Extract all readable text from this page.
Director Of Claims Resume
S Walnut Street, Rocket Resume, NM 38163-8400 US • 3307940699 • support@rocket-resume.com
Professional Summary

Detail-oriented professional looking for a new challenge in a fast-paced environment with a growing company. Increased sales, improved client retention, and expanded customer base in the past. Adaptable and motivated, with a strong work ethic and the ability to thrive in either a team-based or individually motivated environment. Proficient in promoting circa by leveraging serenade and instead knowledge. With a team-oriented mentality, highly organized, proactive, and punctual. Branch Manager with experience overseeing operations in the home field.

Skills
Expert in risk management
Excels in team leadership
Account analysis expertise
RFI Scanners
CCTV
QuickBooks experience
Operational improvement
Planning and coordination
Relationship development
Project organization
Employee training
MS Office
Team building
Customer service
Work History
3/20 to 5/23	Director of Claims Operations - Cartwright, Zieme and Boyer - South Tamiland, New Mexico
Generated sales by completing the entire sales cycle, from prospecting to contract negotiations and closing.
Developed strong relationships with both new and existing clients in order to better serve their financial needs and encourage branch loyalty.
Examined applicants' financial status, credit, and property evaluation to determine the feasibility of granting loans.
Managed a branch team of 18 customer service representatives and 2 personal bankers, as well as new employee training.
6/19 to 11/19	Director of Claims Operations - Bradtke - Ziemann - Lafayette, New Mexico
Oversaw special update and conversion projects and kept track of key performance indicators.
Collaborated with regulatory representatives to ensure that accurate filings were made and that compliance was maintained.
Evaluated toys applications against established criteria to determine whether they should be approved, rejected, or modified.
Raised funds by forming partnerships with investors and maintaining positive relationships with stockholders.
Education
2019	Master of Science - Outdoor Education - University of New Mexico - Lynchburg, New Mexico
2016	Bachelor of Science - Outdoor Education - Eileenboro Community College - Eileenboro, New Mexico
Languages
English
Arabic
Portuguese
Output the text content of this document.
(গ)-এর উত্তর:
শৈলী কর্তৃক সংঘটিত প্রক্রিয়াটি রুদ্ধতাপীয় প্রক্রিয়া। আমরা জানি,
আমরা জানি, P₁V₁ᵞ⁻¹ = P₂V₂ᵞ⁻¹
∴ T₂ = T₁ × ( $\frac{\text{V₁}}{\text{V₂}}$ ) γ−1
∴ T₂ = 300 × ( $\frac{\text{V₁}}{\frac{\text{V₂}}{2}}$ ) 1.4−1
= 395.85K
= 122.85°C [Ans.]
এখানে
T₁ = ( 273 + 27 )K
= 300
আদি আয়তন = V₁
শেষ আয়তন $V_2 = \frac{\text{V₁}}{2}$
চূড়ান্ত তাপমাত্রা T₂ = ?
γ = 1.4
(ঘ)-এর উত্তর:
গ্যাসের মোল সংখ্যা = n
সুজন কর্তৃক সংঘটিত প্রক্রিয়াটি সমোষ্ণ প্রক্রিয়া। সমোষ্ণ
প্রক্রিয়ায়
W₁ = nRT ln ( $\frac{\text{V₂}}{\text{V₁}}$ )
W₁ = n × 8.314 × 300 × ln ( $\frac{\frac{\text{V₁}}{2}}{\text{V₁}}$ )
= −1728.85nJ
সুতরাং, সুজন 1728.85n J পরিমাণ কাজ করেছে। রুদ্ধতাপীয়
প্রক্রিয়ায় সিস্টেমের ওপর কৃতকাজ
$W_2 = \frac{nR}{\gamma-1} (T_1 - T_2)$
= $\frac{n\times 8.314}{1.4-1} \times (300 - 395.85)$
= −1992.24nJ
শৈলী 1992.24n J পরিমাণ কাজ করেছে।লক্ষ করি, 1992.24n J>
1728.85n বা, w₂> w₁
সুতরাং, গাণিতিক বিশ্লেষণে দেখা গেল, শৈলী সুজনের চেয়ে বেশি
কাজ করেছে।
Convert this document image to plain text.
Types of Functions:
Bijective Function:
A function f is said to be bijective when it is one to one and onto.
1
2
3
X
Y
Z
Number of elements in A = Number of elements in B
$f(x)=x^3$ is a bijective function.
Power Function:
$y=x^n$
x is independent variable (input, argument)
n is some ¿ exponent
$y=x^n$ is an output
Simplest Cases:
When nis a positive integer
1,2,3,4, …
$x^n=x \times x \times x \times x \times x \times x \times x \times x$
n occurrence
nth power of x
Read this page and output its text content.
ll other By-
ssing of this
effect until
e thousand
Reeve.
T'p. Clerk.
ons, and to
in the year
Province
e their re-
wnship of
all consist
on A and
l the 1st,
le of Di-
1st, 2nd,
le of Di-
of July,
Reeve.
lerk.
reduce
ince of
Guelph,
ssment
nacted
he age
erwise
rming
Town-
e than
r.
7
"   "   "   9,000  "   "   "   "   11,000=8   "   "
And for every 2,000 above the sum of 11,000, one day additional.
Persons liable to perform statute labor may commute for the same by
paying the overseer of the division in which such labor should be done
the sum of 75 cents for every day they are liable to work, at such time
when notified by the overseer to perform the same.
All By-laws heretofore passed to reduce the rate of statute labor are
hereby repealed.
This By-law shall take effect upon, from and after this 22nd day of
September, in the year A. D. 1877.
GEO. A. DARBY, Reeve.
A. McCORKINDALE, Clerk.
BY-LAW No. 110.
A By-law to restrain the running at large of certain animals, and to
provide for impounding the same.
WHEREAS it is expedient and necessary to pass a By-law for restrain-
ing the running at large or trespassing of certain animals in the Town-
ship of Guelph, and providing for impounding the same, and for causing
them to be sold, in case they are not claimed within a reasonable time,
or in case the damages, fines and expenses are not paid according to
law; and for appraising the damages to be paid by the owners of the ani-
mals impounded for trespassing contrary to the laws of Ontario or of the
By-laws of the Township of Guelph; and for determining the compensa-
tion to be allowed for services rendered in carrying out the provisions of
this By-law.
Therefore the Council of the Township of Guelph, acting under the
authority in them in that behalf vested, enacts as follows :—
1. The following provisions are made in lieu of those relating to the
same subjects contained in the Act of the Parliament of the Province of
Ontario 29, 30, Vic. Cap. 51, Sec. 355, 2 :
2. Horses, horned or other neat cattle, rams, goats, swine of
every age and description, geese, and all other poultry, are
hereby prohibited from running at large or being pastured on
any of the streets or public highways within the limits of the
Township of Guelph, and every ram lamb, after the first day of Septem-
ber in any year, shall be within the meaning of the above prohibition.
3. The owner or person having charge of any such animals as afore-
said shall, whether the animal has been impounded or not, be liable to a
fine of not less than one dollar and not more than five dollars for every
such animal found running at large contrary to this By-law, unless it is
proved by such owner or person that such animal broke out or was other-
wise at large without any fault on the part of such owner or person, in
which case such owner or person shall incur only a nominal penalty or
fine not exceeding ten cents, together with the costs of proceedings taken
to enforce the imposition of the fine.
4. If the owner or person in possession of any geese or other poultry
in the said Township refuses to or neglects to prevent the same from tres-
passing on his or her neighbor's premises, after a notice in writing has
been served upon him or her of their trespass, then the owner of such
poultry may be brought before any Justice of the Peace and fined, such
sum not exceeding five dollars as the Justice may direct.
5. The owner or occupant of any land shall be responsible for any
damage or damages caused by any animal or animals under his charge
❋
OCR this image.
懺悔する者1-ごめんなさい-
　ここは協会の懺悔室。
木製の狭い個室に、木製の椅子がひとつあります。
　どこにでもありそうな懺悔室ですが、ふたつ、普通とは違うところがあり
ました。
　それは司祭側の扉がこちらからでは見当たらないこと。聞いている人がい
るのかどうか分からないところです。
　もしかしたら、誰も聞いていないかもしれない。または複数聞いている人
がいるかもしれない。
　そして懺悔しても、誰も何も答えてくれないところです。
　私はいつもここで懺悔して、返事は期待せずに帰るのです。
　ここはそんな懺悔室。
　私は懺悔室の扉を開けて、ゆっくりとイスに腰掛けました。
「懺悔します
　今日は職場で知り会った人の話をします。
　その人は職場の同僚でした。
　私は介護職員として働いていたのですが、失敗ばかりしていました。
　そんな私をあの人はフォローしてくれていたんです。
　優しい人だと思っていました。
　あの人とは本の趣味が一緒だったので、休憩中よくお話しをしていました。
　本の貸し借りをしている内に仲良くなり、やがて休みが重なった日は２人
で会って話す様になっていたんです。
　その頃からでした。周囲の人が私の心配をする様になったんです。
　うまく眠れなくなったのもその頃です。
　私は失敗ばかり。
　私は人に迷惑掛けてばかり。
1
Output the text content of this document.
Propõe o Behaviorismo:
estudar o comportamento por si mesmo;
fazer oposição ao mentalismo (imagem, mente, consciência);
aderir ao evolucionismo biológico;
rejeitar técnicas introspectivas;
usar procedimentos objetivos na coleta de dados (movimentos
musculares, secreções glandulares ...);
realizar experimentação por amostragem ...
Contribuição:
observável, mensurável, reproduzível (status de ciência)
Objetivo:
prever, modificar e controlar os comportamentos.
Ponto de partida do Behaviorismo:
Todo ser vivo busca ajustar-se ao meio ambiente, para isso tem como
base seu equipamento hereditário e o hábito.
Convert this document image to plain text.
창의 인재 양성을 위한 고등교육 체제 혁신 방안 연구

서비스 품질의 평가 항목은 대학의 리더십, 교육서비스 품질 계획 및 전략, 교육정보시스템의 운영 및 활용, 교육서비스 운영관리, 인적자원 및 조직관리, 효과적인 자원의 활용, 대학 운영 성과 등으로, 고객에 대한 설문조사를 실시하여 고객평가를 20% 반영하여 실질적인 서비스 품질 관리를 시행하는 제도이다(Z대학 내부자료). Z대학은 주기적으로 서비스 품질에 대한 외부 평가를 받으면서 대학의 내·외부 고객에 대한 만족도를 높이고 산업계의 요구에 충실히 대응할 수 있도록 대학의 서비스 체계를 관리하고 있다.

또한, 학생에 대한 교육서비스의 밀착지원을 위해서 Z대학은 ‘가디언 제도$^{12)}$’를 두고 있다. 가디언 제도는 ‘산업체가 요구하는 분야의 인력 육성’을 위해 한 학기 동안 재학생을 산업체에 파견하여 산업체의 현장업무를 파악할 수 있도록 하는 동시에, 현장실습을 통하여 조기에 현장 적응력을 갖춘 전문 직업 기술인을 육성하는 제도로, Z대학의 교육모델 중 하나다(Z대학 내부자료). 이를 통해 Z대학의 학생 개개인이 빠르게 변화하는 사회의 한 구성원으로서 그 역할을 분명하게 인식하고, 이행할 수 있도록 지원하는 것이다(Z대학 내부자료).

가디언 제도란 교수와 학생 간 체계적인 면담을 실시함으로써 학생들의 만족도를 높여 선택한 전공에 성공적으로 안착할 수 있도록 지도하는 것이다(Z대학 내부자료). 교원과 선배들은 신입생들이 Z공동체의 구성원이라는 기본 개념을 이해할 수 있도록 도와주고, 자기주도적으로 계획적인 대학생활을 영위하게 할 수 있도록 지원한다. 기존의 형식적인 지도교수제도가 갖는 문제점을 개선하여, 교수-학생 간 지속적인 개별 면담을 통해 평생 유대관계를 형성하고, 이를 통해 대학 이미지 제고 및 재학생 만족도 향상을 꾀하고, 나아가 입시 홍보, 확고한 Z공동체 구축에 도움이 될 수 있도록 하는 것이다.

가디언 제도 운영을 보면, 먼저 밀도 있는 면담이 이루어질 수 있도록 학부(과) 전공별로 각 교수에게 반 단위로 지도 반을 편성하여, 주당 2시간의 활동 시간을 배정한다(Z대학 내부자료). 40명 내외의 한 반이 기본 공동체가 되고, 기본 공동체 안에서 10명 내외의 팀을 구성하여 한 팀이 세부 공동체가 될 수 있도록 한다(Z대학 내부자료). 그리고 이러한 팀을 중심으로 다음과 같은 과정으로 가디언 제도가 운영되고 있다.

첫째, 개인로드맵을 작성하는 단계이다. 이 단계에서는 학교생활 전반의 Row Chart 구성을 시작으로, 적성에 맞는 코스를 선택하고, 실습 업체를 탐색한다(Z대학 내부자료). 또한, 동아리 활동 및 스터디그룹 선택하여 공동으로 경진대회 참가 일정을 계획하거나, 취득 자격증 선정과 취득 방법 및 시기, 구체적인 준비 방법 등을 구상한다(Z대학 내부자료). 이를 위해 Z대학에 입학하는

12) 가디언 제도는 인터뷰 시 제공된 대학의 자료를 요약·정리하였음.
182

══════

Problem: Within the listing above, copy each line that has the string "laws".

Output of the task:
All By-laws heretofore passed to reduce the rate of statute labor are
mals impounded for trespassing contrary to the laws of Ontario or of the
By-laws of the Township of Guelph; and for determining the compensa-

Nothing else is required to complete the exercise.